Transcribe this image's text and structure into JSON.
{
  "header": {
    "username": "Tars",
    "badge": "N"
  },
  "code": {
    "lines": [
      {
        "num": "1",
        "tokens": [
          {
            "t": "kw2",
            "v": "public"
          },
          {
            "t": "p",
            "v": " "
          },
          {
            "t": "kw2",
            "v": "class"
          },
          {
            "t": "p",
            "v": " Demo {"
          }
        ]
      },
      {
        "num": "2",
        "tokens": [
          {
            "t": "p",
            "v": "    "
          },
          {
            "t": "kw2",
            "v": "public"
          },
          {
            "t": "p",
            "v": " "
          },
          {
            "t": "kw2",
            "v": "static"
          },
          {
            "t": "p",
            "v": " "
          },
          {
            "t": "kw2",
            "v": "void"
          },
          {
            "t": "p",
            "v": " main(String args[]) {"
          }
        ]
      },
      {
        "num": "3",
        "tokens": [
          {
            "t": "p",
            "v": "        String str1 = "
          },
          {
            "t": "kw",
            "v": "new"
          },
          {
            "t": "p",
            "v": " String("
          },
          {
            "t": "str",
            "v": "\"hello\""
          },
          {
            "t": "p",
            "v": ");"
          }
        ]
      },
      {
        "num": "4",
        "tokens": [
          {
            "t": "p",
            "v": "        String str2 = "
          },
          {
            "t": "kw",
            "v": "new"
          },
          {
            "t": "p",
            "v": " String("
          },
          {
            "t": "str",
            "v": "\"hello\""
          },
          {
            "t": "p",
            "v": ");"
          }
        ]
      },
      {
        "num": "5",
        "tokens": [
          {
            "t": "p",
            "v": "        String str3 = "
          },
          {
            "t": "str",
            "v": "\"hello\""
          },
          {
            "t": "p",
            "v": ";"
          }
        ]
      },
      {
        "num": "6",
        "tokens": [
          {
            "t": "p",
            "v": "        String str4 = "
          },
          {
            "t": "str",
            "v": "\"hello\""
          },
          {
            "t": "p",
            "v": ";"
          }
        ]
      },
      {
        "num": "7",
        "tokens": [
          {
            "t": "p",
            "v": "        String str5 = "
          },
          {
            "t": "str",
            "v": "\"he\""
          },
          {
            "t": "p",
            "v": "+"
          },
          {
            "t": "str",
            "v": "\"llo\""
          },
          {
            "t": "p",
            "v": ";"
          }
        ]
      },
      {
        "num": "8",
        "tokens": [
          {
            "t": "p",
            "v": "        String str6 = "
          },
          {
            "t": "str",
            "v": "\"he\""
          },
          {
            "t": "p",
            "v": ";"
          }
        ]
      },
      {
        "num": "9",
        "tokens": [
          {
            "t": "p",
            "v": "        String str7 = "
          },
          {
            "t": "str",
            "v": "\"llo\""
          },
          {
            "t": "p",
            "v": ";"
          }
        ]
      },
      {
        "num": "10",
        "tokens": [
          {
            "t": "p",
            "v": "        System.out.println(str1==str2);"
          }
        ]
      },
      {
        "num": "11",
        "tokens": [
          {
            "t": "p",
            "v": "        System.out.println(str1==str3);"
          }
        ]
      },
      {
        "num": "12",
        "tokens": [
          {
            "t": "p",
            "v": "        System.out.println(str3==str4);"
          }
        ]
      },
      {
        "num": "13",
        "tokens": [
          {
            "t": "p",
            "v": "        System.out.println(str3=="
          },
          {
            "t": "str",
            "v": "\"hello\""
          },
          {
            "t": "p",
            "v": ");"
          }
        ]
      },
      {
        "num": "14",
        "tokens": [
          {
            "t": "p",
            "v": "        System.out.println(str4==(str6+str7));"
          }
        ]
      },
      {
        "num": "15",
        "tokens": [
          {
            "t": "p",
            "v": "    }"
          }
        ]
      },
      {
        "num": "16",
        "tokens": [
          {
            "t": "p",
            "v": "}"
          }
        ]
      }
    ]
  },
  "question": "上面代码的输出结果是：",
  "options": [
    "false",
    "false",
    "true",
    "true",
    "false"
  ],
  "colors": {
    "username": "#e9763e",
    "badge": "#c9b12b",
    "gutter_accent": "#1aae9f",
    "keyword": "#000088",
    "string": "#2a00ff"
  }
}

◆ **TASK**
Scan the lines above for "println", then copy every one that has it.

◆ **RESPONSE FOR THIS EXERCISE**
            "v": "        System.out.println(str1==str2);"
            "v": "        System.out.println(str1==str3);"
            "v": "        System.out.println(str3==str4);"
            "v": "        System.out.println(str3=="
            "v": "        System.out.println(str4==(str6+str7));"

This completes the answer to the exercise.